Recorded data >>
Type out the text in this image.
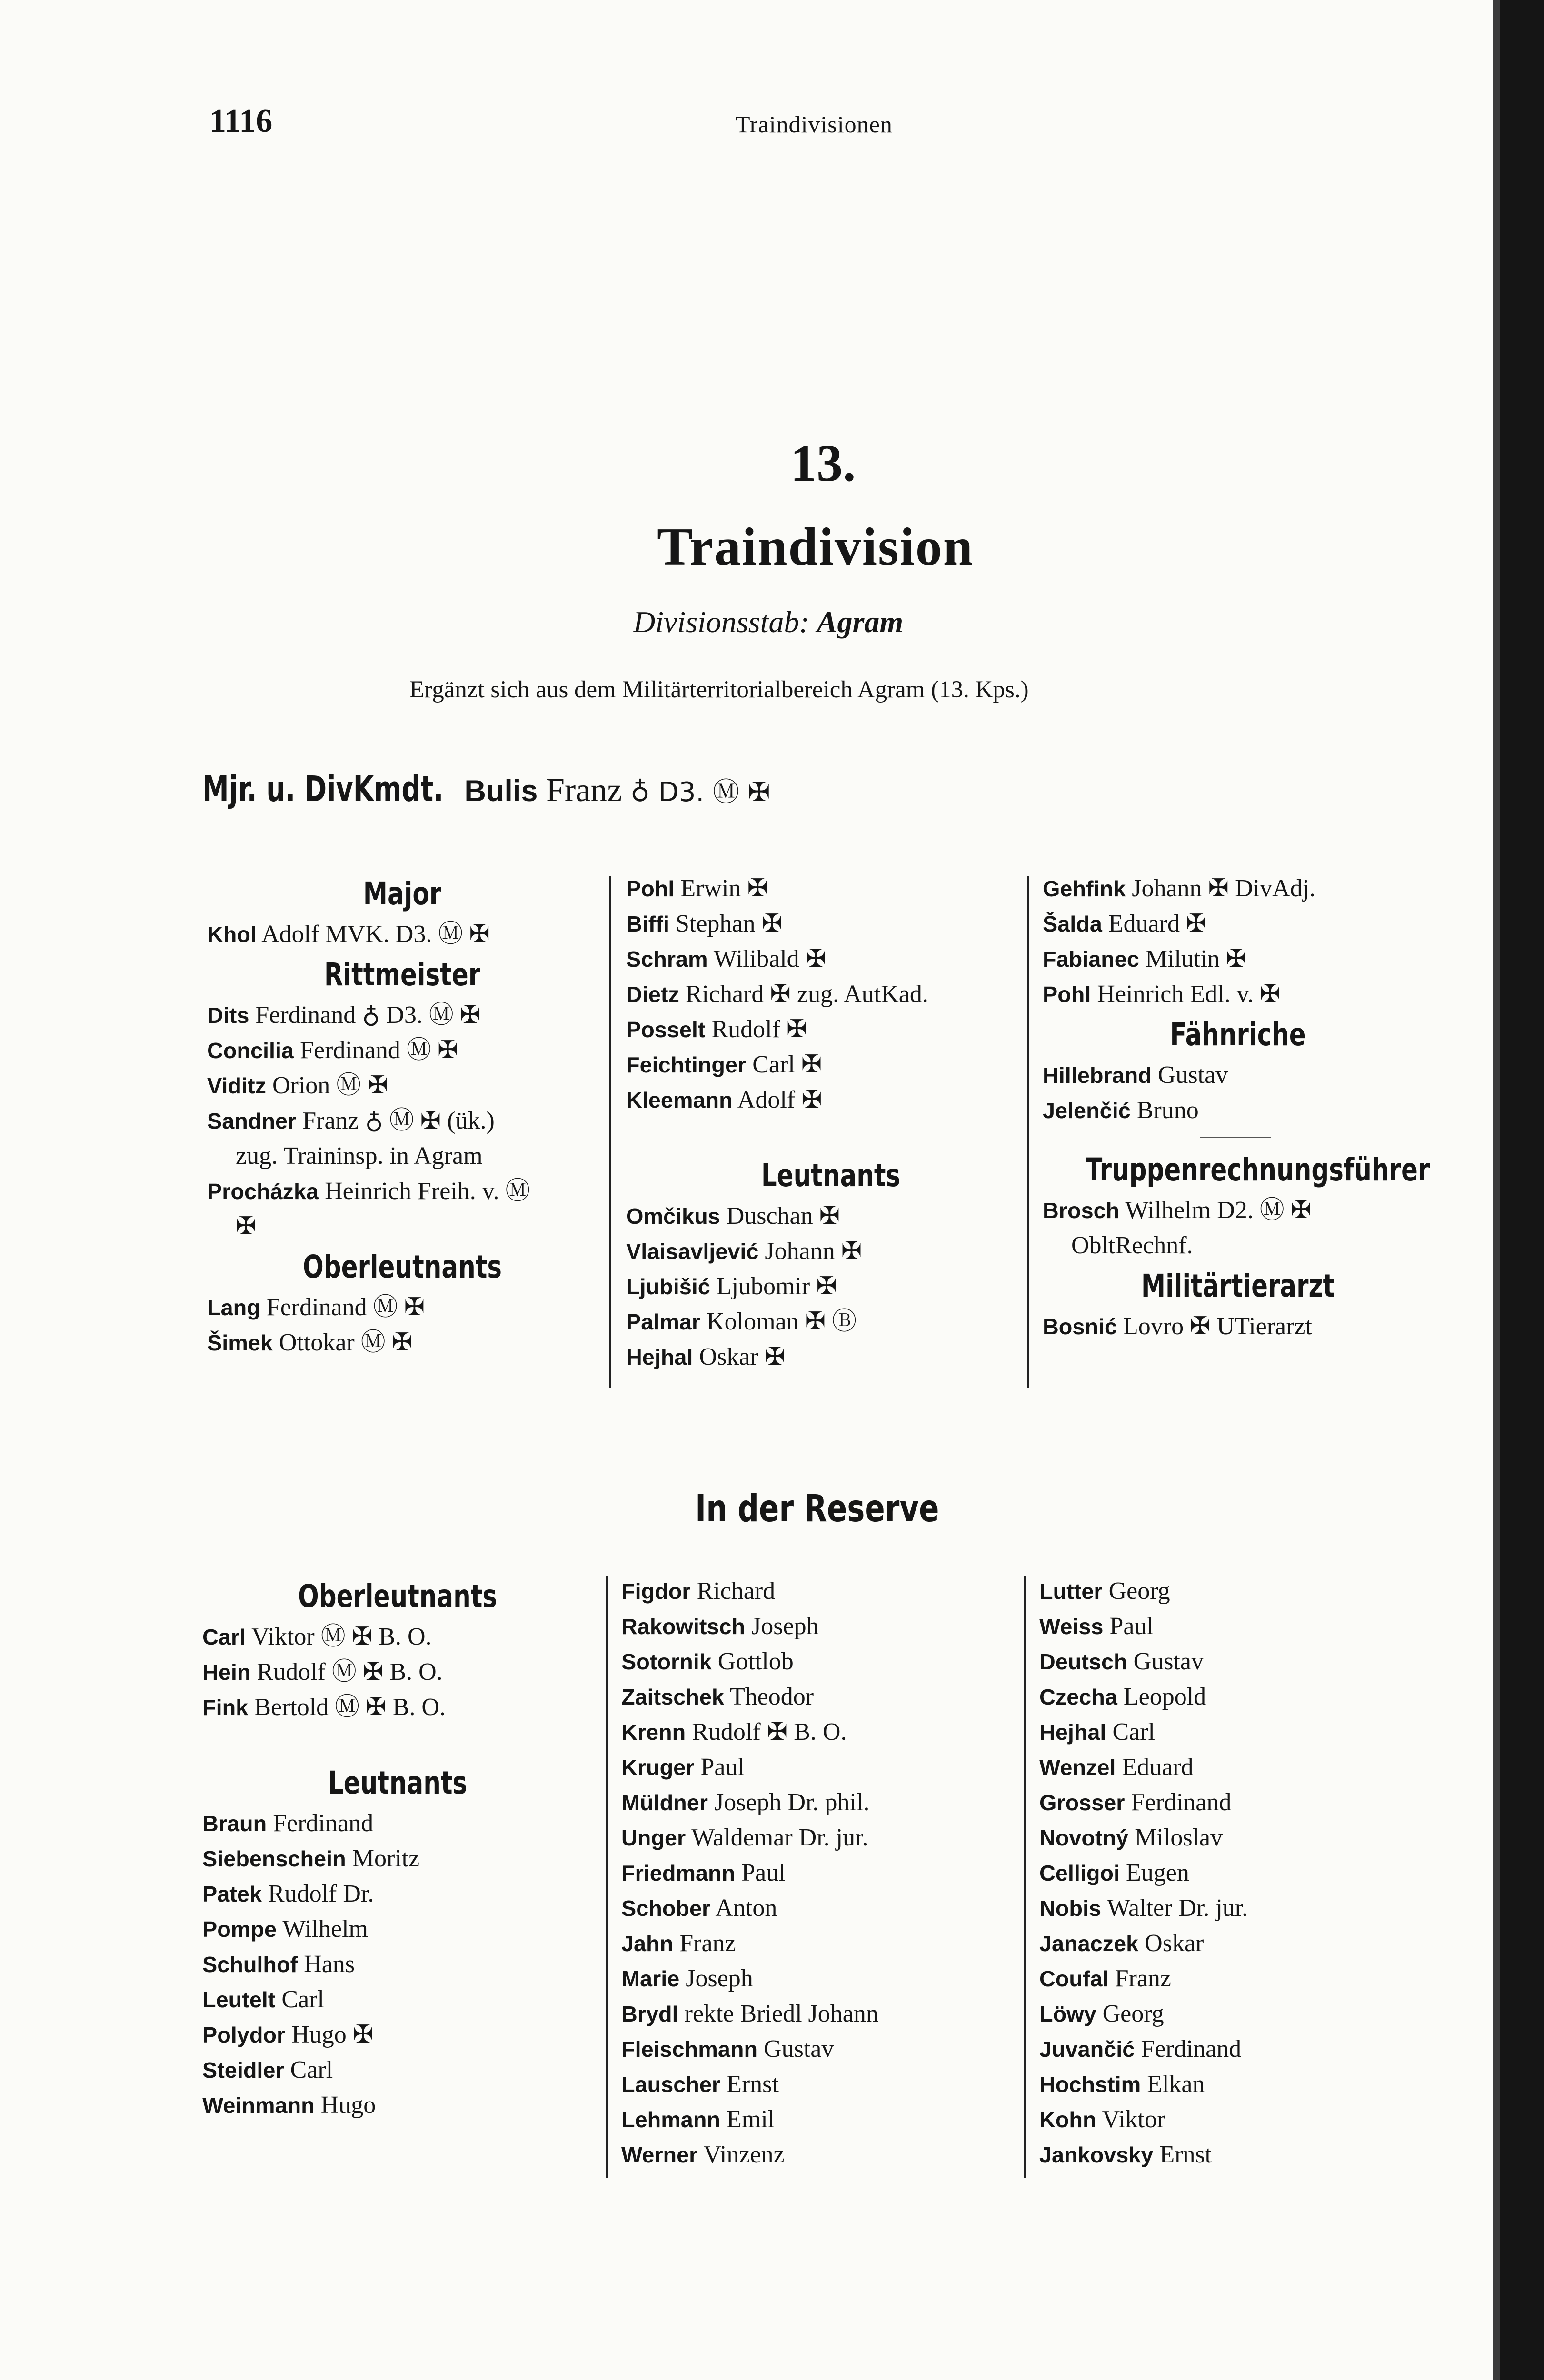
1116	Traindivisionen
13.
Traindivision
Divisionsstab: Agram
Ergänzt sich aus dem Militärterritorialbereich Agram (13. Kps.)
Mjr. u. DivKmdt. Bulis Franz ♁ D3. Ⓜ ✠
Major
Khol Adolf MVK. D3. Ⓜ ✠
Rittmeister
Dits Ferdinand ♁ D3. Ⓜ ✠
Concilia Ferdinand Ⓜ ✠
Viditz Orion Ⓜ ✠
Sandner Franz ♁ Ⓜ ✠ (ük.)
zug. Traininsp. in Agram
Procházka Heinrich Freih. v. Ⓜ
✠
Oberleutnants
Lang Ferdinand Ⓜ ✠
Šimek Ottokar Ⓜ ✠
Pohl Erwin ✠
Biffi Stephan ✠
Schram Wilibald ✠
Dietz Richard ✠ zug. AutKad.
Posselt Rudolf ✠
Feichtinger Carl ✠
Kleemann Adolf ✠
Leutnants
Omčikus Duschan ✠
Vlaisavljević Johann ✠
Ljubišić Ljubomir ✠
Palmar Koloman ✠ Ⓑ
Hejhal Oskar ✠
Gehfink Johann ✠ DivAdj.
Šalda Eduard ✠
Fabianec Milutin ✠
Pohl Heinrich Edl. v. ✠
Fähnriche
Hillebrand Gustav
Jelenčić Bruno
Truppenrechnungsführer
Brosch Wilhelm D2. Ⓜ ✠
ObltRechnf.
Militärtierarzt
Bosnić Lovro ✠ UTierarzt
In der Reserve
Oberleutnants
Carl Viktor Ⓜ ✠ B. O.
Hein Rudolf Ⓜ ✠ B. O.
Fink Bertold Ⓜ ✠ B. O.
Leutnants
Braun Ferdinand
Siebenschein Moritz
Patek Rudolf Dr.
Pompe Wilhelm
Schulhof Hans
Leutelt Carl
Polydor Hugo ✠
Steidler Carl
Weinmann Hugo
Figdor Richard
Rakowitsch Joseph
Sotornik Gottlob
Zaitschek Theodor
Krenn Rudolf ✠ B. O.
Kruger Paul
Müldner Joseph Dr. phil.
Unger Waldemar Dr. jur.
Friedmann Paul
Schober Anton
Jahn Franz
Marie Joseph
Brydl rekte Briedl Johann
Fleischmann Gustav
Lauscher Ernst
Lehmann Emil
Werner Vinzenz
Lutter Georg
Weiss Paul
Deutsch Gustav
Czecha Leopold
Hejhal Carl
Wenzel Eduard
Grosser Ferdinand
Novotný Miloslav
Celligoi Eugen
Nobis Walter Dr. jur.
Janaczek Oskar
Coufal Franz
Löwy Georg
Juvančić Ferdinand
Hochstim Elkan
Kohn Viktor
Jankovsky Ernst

==

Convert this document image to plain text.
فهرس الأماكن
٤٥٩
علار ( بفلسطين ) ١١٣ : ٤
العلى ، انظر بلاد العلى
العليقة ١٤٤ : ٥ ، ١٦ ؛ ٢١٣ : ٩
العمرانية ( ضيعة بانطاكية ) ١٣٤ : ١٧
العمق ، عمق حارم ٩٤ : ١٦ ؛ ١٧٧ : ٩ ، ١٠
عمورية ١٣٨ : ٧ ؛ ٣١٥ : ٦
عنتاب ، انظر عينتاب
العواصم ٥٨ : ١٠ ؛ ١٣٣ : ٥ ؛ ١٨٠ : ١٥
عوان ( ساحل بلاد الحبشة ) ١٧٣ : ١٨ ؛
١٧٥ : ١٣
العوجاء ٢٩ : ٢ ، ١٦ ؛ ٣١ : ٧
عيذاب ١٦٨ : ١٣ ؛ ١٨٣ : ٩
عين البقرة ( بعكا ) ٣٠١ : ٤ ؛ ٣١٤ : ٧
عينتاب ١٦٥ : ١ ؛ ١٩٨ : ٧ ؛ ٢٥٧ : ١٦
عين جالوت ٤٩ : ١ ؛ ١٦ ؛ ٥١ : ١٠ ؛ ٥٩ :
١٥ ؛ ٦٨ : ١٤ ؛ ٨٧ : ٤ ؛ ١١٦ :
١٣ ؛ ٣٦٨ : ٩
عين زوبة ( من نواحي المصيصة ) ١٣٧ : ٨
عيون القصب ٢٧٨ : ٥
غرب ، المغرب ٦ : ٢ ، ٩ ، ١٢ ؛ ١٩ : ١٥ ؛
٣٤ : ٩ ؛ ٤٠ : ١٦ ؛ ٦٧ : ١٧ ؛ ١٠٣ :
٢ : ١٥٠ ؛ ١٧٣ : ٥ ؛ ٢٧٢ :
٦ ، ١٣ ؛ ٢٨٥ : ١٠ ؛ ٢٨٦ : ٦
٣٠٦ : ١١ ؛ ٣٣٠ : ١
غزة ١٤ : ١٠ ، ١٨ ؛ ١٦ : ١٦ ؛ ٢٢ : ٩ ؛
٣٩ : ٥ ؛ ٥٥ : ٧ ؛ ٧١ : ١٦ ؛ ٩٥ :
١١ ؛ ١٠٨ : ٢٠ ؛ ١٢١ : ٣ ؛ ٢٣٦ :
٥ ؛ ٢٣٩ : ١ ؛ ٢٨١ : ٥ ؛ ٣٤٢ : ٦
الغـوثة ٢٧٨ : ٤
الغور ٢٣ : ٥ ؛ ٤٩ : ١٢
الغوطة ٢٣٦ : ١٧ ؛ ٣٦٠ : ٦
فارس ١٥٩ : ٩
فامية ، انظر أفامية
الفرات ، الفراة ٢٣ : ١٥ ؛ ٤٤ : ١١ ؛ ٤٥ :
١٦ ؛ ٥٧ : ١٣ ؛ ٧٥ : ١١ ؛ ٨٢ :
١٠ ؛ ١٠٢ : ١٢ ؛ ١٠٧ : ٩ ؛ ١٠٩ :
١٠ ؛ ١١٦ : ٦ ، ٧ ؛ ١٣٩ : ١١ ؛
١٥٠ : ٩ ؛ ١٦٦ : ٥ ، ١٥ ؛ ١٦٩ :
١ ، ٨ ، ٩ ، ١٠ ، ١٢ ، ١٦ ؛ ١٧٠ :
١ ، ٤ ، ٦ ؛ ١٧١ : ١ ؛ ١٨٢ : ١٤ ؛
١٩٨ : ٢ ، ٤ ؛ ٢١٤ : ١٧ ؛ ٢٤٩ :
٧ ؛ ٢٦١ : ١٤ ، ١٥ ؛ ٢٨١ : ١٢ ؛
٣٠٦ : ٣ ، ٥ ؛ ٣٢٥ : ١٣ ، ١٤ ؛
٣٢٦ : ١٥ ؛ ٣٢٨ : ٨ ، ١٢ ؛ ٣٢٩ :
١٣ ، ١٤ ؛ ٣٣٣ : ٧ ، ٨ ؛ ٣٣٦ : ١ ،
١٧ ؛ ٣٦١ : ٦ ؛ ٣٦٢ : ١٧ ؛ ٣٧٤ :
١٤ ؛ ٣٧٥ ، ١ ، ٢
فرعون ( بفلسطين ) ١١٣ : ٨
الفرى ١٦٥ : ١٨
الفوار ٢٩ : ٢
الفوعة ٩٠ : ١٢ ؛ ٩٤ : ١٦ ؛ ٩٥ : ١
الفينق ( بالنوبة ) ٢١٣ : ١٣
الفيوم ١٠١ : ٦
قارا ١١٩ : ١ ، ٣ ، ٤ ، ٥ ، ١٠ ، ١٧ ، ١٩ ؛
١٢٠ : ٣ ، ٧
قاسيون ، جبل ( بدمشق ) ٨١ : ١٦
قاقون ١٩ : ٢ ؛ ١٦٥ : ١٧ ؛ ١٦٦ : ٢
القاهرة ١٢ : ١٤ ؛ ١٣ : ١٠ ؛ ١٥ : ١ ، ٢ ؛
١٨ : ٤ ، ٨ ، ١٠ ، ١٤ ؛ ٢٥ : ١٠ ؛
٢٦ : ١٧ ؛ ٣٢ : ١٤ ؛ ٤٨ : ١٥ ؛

Written task >>
Scan the lines above for "image", then copy every one that has it.

The result >>
Type out the text in this image.
Convert this document image to plain text.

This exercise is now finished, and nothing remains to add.